● Instructions for the task
Look below. Copy each line that has "this" in it.

Dataset listings of figures
__________

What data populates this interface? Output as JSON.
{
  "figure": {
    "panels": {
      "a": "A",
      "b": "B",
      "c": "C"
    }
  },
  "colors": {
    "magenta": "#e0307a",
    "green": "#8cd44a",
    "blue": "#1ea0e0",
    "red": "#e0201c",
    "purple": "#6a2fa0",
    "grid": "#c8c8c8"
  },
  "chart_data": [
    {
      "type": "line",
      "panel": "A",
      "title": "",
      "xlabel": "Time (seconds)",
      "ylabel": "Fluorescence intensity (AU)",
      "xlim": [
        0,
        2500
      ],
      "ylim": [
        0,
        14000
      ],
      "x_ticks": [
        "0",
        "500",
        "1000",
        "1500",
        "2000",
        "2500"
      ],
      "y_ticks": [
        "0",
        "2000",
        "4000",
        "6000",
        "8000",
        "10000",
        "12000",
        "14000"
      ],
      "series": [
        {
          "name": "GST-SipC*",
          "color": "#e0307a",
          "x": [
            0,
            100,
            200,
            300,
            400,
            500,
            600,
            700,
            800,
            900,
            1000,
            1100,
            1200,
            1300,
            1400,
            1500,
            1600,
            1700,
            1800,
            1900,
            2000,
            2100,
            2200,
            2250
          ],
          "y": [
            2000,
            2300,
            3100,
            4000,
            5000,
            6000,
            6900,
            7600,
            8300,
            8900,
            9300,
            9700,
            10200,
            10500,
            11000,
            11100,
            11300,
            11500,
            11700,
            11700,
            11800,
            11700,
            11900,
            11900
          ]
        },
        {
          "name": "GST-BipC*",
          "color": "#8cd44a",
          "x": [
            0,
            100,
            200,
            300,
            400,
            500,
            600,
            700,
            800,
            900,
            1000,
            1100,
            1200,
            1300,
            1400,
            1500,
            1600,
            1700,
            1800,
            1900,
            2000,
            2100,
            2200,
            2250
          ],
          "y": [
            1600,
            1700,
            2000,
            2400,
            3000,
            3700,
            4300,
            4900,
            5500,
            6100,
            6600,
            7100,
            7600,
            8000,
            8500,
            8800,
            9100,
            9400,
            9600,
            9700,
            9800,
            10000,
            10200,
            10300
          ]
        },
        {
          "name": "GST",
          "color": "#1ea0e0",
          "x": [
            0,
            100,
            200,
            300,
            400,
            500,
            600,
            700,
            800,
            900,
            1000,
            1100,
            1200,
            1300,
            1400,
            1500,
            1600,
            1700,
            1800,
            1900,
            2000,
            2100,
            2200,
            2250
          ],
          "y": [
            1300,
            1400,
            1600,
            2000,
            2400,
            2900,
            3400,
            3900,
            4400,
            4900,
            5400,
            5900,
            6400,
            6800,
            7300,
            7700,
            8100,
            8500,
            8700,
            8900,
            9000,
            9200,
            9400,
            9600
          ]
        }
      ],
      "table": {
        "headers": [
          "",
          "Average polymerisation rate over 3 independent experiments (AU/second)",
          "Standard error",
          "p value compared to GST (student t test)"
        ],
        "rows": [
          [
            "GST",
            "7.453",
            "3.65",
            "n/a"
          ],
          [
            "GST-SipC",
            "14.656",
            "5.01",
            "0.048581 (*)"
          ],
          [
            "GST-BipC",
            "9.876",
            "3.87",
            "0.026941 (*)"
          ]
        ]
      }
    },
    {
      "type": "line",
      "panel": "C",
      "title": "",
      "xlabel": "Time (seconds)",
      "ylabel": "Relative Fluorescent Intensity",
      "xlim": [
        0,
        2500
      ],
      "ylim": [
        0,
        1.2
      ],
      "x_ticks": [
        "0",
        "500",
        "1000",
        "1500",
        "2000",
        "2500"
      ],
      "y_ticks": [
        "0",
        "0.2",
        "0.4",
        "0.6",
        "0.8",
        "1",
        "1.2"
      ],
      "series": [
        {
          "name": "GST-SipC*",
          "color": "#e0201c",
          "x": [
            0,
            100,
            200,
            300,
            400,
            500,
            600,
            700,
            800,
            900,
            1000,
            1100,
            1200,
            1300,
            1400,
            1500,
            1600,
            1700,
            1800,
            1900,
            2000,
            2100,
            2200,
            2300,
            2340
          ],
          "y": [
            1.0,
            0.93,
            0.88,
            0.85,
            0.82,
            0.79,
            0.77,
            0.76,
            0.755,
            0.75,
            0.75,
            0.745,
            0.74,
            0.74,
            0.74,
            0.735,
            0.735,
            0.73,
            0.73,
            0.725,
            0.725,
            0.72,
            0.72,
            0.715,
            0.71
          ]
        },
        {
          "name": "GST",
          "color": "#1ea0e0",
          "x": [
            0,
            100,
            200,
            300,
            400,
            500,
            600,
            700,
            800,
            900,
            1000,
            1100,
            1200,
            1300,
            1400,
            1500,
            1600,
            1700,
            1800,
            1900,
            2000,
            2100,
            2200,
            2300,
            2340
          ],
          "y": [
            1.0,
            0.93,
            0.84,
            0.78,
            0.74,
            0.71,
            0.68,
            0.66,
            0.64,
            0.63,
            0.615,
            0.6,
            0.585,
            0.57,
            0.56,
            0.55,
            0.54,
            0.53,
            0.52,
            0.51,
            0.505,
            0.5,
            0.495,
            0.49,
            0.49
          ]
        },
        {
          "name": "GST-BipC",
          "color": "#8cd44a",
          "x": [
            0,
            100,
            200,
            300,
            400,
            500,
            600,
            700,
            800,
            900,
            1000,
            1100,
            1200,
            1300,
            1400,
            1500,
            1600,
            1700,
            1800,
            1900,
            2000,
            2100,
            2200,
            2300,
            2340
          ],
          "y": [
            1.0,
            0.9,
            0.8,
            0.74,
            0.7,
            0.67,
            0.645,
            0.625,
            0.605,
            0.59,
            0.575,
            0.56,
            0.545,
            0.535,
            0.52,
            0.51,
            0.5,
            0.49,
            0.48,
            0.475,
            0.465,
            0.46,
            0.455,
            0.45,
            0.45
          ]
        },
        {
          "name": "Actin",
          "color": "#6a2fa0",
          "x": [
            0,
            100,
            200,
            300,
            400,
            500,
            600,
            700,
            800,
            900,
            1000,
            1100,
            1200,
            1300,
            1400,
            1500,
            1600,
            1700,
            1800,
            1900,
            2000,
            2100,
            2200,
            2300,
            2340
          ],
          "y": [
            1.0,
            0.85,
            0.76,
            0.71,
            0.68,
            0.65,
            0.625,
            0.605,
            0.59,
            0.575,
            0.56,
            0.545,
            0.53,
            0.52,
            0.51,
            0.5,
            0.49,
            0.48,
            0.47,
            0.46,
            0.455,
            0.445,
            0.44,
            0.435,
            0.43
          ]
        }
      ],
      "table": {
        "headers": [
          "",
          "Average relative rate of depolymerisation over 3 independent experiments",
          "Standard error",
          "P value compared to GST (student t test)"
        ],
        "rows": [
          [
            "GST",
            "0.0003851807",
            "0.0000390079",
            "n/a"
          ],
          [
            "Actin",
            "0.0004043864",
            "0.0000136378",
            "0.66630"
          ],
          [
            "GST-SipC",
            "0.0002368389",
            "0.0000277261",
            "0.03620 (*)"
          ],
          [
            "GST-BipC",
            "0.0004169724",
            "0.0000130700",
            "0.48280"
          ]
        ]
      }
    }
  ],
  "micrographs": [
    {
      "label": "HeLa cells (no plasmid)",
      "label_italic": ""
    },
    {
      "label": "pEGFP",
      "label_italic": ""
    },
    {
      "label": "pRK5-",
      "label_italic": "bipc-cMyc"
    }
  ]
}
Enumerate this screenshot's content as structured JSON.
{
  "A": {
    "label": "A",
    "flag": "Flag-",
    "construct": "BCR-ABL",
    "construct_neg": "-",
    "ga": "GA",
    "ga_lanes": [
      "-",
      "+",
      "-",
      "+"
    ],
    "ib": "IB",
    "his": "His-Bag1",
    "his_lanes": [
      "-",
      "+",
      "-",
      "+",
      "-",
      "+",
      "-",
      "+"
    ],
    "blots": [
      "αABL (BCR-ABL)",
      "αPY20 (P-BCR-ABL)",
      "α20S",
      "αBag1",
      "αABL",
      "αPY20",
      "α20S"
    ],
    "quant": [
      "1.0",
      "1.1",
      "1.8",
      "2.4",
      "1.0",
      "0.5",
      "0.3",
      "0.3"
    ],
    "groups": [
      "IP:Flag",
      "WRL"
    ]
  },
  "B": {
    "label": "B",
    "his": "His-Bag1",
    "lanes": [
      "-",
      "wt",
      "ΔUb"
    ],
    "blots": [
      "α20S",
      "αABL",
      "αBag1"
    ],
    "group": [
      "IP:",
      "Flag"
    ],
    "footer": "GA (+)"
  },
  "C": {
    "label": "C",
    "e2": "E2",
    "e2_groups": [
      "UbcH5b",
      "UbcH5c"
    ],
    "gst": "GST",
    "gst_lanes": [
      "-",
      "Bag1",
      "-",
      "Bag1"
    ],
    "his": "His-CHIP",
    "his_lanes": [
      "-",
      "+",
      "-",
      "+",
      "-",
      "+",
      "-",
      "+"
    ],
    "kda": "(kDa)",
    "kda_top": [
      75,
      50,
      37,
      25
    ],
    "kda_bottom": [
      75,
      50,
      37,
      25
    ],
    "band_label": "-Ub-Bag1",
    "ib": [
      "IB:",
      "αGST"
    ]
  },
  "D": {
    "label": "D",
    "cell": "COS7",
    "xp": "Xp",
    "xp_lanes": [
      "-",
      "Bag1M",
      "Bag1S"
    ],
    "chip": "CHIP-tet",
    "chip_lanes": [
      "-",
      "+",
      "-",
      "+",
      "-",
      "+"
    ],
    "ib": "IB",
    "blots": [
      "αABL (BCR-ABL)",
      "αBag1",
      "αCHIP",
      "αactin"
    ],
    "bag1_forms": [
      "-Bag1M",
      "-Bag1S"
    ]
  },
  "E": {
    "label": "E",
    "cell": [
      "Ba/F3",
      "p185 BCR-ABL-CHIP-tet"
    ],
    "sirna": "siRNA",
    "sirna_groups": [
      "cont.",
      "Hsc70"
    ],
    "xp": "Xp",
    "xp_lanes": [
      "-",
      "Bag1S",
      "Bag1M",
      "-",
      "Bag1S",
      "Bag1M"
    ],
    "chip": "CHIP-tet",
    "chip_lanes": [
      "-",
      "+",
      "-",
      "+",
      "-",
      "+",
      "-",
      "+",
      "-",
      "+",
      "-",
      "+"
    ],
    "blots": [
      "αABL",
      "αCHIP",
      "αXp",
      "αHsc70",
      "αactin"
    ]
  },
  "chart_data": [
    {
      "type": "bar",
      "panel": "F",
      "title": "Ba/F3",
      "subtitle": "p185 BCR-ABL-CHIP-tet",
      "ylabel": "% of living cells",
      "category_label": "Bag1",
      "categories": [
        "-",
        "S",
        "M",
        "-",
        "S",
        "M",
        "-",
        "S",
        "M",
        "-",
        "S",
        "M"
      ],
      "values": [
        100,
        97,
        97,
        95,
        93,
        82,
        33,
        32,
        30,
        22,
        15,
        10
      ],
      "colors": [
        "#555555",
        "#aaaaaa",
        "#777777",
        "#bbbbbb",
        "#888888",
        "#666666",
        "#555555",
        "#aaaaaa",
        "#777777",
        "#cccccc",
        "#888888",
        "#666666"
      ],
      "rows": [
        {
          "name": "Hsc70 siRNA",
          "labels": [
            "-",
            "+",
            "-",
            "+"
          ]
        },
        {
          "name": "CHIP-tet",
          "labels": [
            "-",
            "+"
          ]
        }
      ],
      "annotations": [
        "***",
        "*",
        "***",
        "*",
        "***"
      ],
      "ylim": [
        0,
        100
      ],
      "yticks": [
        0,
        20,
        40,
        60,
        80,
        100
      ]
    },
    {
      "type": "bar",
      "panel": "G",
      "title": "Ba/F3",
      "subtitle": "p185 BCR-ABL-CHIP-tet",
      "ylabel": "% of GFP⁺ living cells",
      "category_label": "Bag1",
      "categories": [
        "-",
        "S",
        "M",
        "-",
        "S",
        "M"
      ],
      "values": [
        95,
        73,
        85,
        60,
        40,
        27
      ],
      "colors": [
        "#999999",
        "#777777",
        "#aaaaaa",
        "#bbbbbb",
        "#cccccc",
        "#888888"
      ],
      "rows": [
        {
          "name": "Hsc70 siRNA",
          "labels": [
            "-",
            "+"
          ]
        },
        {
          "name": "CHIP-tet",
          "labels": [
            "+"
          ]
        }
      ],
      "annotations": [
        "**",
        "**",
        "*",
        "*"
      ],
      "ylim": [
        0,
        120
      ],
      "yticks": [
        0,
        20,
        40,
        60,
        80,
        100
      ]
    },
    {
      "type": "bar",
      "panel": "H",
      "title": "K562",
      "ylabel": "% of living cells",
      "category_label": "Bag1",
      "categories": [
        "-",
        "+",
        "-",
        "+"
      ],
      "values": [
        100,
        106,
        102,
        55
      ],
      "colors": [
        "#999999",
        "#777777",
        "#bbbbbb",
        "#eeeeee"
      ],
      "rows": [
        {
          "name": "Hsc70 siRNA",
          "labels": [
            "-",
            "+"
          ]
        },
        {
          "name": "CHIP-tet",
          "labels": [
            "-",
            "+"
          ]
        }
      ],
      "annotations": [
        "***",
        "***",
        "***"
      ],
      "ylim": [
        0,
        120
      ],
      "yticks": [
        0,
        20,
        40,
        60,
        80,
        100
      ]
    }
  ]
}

__________

● Output of the exercise
What data populates this interface? Output as JSON.
Enumerate this screenshot's content as structured JSON.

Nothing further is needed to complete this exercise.